Segment Open

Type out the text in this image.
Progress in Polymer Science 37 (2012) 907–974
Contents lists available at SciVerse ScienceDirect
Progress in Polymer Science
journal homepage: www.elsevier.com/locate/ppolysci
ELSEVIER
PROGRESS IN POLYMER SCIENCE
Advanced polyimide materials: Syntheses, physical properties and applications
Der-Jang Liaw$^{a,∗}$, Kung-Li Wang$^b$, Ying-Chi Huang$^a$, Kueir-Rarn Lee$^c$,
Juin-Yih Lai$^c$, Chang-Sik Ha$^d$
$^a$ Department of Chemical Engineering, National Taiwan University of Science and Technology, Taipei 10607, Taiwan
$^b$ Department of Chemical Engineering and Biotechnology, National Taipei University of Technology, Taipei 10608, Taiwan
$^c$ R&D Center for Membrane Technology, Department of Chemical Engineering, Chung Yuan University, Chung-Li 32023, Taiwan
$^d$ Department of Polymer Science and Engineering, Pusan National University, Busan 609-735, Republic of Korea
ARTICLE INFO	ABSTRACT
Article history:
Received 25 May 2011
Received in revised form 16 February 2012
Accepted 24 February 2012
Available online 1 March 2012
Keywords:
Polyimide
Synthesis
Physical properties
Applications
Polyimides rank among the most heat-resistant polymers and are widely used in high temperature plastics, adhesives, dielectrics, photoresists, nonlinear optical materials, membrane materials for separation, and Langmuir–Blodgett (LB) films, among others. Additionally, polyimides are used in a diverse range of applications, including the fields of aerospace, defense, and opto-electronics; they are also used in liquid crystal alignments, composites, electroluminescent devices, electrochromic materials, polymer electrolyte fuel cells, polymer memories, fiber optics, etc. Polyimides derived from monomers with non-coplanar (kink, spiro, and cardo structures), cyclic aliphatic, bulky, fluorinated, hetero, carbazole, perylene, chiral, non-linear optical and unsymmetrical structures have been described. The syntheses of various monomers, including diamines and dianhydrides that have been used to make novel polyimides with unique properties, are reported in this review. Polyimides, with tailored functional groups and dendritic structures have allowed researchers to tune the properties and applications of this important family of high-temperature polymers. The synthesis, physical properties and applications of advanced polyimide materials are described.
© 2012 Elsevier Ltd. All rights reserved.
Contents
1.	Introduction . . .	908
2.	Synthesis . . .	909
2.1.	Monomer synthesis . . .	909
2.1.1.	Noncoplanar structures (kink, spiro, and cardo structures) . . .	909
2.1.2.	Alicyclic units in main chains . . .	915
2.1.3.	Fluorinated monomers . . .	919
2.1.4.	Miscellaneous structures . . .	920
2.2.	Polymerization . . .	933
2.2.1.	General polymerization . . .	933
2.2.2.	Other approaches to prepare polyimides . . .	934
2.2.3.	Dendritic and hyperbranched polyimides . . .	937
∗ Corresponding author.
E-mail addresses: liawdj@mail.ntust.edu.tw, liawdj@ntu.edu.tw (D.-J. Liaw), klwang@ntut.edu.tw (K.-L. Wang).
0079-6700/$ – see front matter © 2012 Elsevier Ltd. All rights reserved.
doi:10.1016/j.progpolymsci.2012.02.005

Segment Closed

* _Task details_: Gather all lines from the records above in which "properties" appears.

* _Result of the task_:
Advanced polyimide materials: Syntheses, physical properties and applications
Physical properties
Polyimides rank among the most heat-resistant polymers and are widely used in high temperature plastics, adhesives, dielectrics, photoresists, nonlinear optical materials, membrane materials for separation, and Langmuir–Blodgett (LB) films, among others. Additionally, polyimides are used in a diverse range of applications, including the fields of aerospace, defense, and opto-electronics; they are also used in liquid crystal alignments, composites, electroluminescent devices, electrochromic materials, polymer electrolyte fuel cells, polymer memories, fiber optics, etc. Polyimides derived from monomers with non-coplanar (kink, spiro, and cardo structures), cyclic aliphatic, bulky, fluorinated, hetero, carbazole, perylene, chiral, non-linear optical and unsymmetrical structures have been described. The syntheses of various monomers, including diamines and dianhydrides that have been used to make novel polyimides with unique properties, are reported in this review. Polyimides, with tailored functional groups and dendritic structures have allowed researchers to tune the properties and applications of this important family of high-temperature polymers. The synthesis, physical properties and applications of advanced polyimide materials are described.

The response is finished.